There is also a very well done subplot involving a trio of boys at Oliver’s school, Byron (Winslow Fegley), Mateo (Jayden Marine) and Zach (Gavin MacIver-Wright), who cruelly bully him but also seem curious enough to spend time with him. Chase handles all of these different story elements quite well, and the film smartly keeps Oliver front and centre, taking us into his world and offering a sensitive portrayal of a non-speaking autistic kid. Robertson is believable in the role, while Jacobs and Gallagher Jr. both do very good work as Oliver’s parents.

Chase does a fine job of building suspense throughout the film, which at times plays like a somewhat tamer, digitized version of The Babadook, and the central conceit of a monster lurking behind the screens of electronic devices is pulled off quite cleverly. Larry is only visible through cameras, which leads to several inventive and very creepy sequences that seem inspired by augmented reality apps. The creature himself has been brought to life through some excellent practical effects, another impressive aspect of the film.

While too intense for younger viewers, Come Play is a solid PG-13 horror film that would be a good choice for older kids wanting to dip their toes into genre fare. The film delivers enough spine-tingling moments to keep us on edge, but this is one of those horror movies that occupies an emotional space as well, and the final moments of Come Play might just get you choked up, following a pulse-quickening climax. This is an effective mix of old school thrills channeled through a modern, technologically advanced lens, with a little bit of that classic, bittersweet Amblin magic mixed in.

Come Play is opening in select theatres across Canada today, please check local listings. It’s being distributed in Canada by Focus Features.

GIVEN INSTRUCTION:
Switch "trio" to "group" in the stretch of the review from "There is also" through "as Oliver’s parents.", and write out that stretch. The lines that follow have no connection to the film review above.

SUPPLIED INFORMATION:
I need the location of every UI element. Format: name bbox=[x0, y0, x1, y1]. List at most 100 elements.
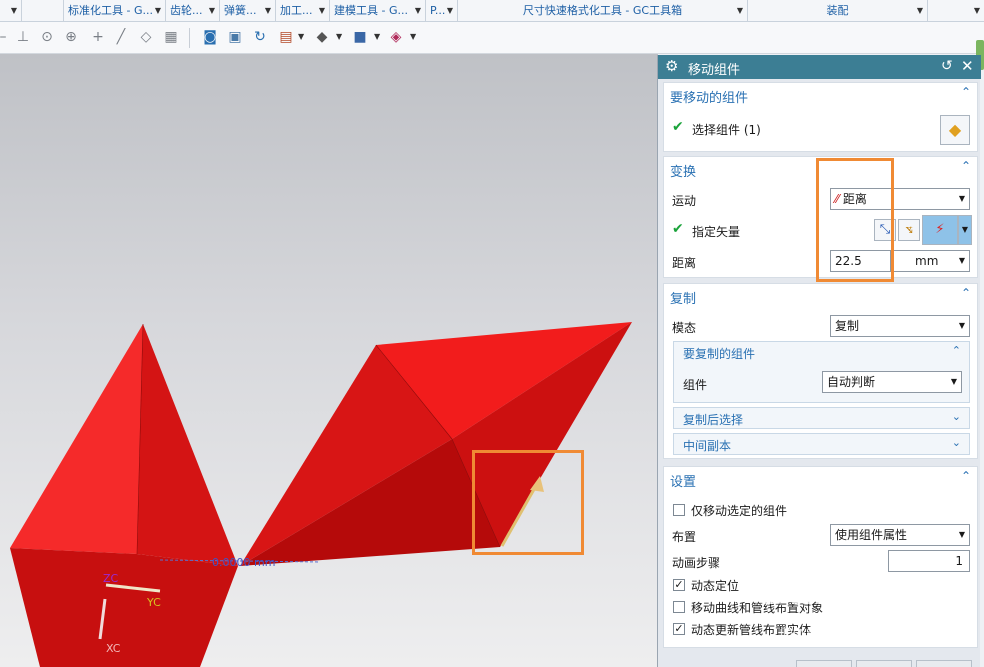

RESULT:
There is also a very well done subplot involving a group of boys at Oliver’s school, Byron (Winslow Fegley), Mateo (Jayden Marine) and Zach (Gavin MacIver-Wright), who cruelly bully him but also seem curious enough to spend time with him. Chase handles all of these different story elements quite well, and the film smartly keeps Oliver front and centre, taking us into his world and offering a sensitive portrayal of a non-speaking autistic kid. Robertson is believable in the role, while Jacobs and Gallagher Jr. both do very good work as Oliver’s parents.